▶ **Given instruction**
Reproduce the lines of the material exactly, excluding every image.

(Figure content listings)
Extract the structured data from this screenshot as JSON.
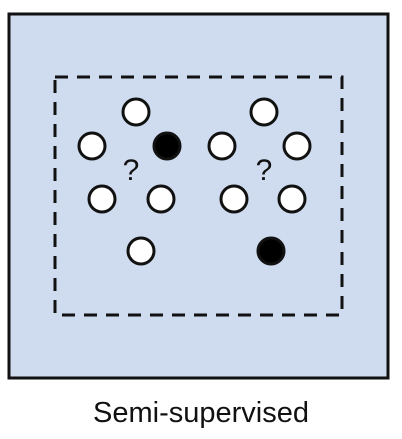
{
  "caption": "Semi-supervised",
  "question_mark": "?",
  "colors": {
    "panel_fill": "#cfdcef",
    "panel_border": "#111111",
    "unlabeled_point_fill": "#ffffff",
    "labeled_point_fill": "#000000",
    "point_stroke": "#111111",
    "dashed_box": "#111111"
  },
  "clusters": [
    {
      "name": "left-cluster",
      "question_mark": "?",
      "points": [
        {
          "label": "unlabeled"
        },
        {
          "label": "unlabeled"
        },
        {
          "label": "labeled"
        },
        {
          "label": "unlabeled"
        },
        {
          "label": "unlabeled"
        },
        {
          "label": "unlabeled"
        }
      ]
    },
    {
      "name": "right-cluster",
      "question_mark": "?",
      "points": [
        {
          "label": "unlabeled"
        },
        {
          "label": "unlabeled"
        },
        {
          "label": "unlabeled"
        },
        {
          "label": "unlabeled"
        },
        {
          "label": "unlabeled"
        },
        {
          "label": "labeled"
        }
      ]
    }
  ]
}
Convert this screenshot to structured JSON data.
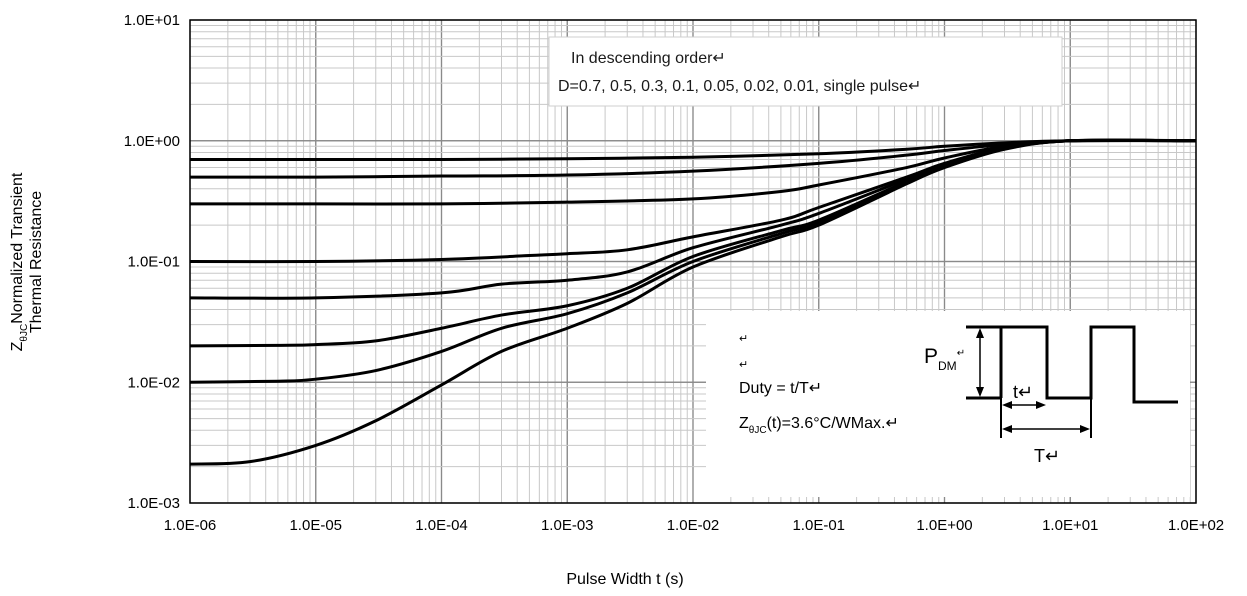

▶ **Answer to the task**
Extract the structured data from this screenshot as JSON.
{
  "caption": "Semi-supervised",
  "question_mark": "?",
  "colors": {
    "panel_fill": "#cfdcef",
    "panel_border": "#111111",
    "unlabeled_point_fill": "#ffffff",
    "labeled_point_fill": "#000000",
    "point_stroke": "#111111",
    "dashed_box": "#111111"
  },
  "clusters": [
    {
      "name": "left-cluster",
      "question_mark": "?",
      "points": [
        {
          "label": "unlabeled"
        },
        {
          "label": "unlabeled"
        },
        {
          "label": "labeled"
        },
        {
          "label": "unlabeled"
        },
        {
          "label": "unlabeled"
        },
        {
          "label": "unlabeled"
        }
      ]
    },
    {
      "name": "right-cluster",
      "question_mark": "?",
      "points": [
        {
          "label": "unlabeled"
        },
        {
          "label": "unlabeled"
        },
        {
          "label": "unlabeled"
        },
        {
          "label": "unlabeled"
        },
        {
          "label": "unlabeled"
        },
        {
          "label": "labeled"
        }
      ]
    }
  ]
}
Convert this screenshot to structured JSON data.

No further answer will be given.